(Extracted data entries)
════════════════
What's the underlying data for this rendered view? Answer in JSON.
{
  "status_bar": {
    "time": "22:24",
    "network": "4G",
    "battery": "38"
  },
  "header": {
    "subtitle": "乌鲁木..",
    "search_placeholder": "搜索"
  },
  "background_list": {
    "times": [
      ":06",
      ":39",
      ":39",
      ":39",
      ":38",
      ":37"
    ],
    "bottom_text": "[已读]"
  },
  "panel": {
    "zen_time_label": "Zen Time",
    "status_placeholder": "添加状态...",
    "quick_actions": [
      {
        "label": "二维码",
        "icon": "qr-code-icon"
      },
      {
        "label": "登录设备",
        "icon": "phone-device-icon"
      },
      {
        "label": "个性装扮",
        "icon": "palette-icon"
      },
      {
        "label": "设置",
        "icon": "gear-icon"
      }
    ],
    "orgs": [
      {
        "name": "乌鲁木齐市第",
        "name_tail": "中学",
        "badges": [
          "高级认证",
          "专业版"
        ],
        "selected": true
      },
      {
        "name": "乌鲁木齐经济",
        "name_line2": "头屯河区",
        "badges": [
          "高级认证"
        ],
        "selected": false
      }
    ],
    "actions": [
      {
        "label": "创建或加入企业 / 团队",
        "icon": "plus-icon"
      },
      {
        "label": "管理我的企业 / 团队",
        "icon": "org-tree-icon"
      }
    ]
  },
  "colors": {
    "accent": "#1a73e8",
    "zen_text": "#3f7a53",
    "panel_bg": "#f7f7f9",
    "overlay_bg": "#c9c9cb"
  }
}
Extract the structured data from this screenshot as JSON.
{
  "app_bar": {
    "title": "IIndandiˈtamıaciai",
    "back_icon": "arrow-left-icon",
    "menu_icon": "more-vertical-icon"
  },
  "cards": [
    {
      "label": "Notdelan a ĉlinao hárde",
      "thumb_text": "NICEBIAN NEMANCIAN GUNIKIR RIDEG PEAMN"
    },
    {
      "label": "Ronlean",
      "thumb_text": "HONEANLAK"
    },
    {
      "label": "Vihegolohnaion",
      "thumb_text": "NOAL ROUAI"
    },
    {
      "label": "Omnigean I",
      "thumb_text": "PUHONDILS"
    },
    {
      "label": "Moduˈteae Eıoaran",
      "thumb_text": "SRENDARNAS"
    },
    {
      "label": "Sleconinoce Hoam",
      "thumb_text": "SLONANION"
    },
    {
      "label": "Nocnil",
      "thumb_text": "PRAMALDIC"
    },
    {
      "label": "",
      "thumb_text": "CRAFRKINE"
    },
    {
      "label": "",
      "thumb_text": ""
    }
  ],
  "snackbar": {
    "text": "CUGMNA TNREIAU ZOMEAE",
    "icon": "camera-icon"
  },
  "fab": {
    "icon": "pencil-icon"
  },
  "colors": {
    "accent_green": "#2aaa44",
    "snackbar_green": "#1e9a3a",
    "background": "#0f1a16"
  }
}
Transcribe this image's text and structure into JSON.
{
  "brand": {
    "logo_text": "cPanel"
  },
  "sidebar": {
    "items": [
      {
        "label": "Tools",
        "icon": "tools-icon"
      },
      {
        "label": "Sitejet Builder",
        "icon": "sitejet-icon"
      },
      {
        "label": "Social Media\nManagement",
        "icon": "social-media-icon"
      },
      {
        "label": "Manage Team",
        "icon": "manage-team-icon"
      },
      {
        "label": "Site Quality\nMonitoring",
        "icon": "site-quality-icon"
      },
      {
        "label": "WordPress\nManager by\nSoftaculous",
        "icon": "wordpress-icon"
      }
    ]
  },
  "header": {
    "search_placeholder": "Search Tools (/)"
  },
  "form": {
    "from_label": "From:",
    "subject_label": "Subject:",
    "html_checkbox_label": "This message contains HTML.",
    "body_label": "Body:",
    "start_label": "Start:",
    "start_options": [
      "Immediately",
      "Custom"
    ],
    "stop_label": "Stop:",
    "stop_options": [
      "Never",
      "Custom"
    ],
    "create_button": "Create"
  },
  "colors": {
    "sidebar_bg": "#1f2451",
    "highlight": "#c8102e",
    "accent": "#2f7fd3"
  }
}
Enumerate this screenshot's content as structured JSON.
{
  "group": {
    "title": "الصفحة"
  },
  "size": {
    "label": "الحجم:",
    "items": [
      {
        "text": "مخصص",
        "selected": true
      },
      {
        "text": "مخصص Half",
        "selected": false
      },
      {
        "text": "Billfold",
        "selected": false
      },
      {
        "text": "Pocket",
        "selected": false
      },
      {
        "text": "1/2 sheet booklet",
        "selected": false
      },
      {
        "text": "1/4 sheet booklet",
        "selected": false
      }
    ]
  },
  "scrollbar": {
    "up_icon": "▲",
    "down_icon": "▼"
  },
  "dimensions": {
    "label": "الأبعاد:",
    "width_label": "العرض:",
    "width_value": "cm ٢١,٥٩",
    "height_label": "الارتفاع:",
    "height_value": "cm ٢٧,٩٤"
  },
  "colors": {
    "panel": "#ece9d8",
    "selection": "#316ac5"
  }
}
════════════════
### WHAT TO PRODUCE
Would you write down every record again, exactly?

### TASK RESPONSE
What's the underlying data for this rendered view? Answer in JSON.
{
  "status_bar": {
    "time": "22:24",
    "network": "4G",
    "battery": "38"
  },
  "header": {
    "subtitle": "乌鲁木..",
    "search_placeholder": "搜索"
  },
  "background_list": {
    "times": [
      ":06",
      ":39",
      ":39",
      ":39",
      ":38",
      ":37"
    ],
    "bottom_text": "[已读]"
  },
  "panel": {
    "zen_time_label": "Zen Time",
    "status_placeholder": "添加状态...",
    "quick_actions": [
      {
        "label": "二维码",
        "icon": "qr-code-icon"
      },
      {
        "label": "登录设备",
        "icon": "phone-device-icon"
      },
      {
        "label": "个性装扮",
        "icon": "palette-icon"
      },
      {
        "label": "设置",
        "icon": "gear-icon"
      }
    ],
    "orgs": [
      {
        "name": "乌鲁木齐市第",
        "name_tail": "中学",
        "badges": [
          "高级认证",
          "专业版"
        ],
        "selected": true
      },
      {
        "name": "乌鲁木齐经济",
        "name_line2": "头屯河区",
        "badges": [
          "高级认证"
        ],
        "selected": false
      }
    ],
    "actions": [
      {
        "label": "创建或加入企业 / 团队",
        "icon": "plus-icon"
      },
      {
        "label": "管理我的企业 / 团队",
        "icon": "org-tree-icon"
      }
    ]
  },
  "colors": {
    "accent": "#1a73e8",
    "zen_text": "#3f7a53",
    "panel_bg": "#f7f7f9",
    "overlay_bg": "#c9c9cb"
  }
}
Extract the structured data from this screenshot as JSON.
{
  "app_bar": {
    "title": "IIndandiˈtamıaciai",
    "back_icon": "arrow-left-icon",
    "menu_icon": "more-vertical-icon"
  },
  "cards": [
    {
      "label": "Notdelan a ĉlinao hárde",
      "thumb_text": "NICEBIAN NEMANCIAN GUNIKIR RIDEG PEAMN"
    },
    {
      "label": "Ronlean",
      "thumb_text": "HONEANLAK"
    },
    {
      "label": "Vihegolohnaion",
      "thumb_text": "NOAL ROUAI"
    },
    {
      "label": "Omnigean I",
      "thumb_text": "PUHONDILS"
    },
    {
      "label": "Moduˈteae Eıoaran",
      "thumb_text": "SRENDARNAS"
    },
    {
      "label": "Sleconinoce Hoam",
      "thumb_text": "SLONANION"
    },
    {
      "label": "Nocnil",
      "thumb_text": "PRAMALDIC"
    },
    {
      "label": "",
      "thumb_text": "CRAFRKINE"
    },
    {
      "label": "",
      "thumb_text": ""
    }
  ],
  "snackbar": {
    "text": "CUGMNA TNREIAU ZOMEAE",
    "icon": "camera-icon"
  },
  "fab": {
    "icon": "pencil-icon"
  },
  "colors": {
    "accent_green": "#2aaa44",
    "snackbar_green": "#1e9a3a",
    "background": "#0f1a16"
  }
}
Transcribe this image's text and structure into JSON.
{
  "brand": {
    "logo_text": "cPanel"
  },
  "sidebar": {
    "items": [
      {
        "label": "Tools",
        "icon": "tools-icon"
      },
      {
        "label": "Sitejet Builder",
        "icon": "sitejet-icon"
      },
      {
        "label": "Social Media\nManagement",
        "icon": "social-media-icon"
      },
      {
        "label": "Manage Team",
        "icon": "manage-team-icon"
      },
      {
        "label": "Site Quality\nMonitoring",
        "icon": "site-quality-icon"
      },
      {
        "label": "WordPress\nManager by\nSoftaculous",
        "icon": "wordpress-icon"
      }
    ]
  },
  "header": {
    "search_placeholder": "Search Tools (/)"
  },
  "form": {
    "from_label": "From:",
    "subject_label": "Subject:",
    "html_checkbox_label": "This message contains HTML.",
    "body_label": "Body:",
    "start_label": "Start:",
    "start_options": [
      "Immediately",
      "Custom"
    ],
    "stop_label": "Stop:",
    "stop_options": [
      "Never",
      "Custom"
    ],
    "create_button": "Create"
  },
  "colors": {
    "sidebar_bg": "#1f2451",
    "highlight": "#c8102e",
    "accent": "#2f7fd3"
  }
}
Enumerate this screenshot's content as structured JSON.
{
  "group": {
    "title": "الصفحة"
  },
  "size": {
    "label": "الحجم:",
    "items": [
      {
        "text": "مخصص",
        "selected": true
      },
      {
        "text": "مخصص Half",
        "selected": false
      },
      {
        "text": "Billfold",
        "selected": false
      },
      {
        "text": "Pocket",
        "selected": false
      },
      {
        "text": "1/2 sheet booklet",
        "selected": false
      },
      {
        "text": "1/4 sheet booklet",
        "selected": false
      }
    ]
  },
  "scrollbar": {
    "up_icon": "▲",
    "down_icon": "▼"
  },
  "dimensions": {
    "label": "الأبعاد:",
    "width_label": "العرض:",
    "width_value": "cm ٢١,٥٩",
    "height_label": "الارتفاع:",
    "height_value": "cm ٢٧,٩٤"
  },
  "colors": {
    "panel": "#ece9d8",
    "selection": "#316ac5"
  }
}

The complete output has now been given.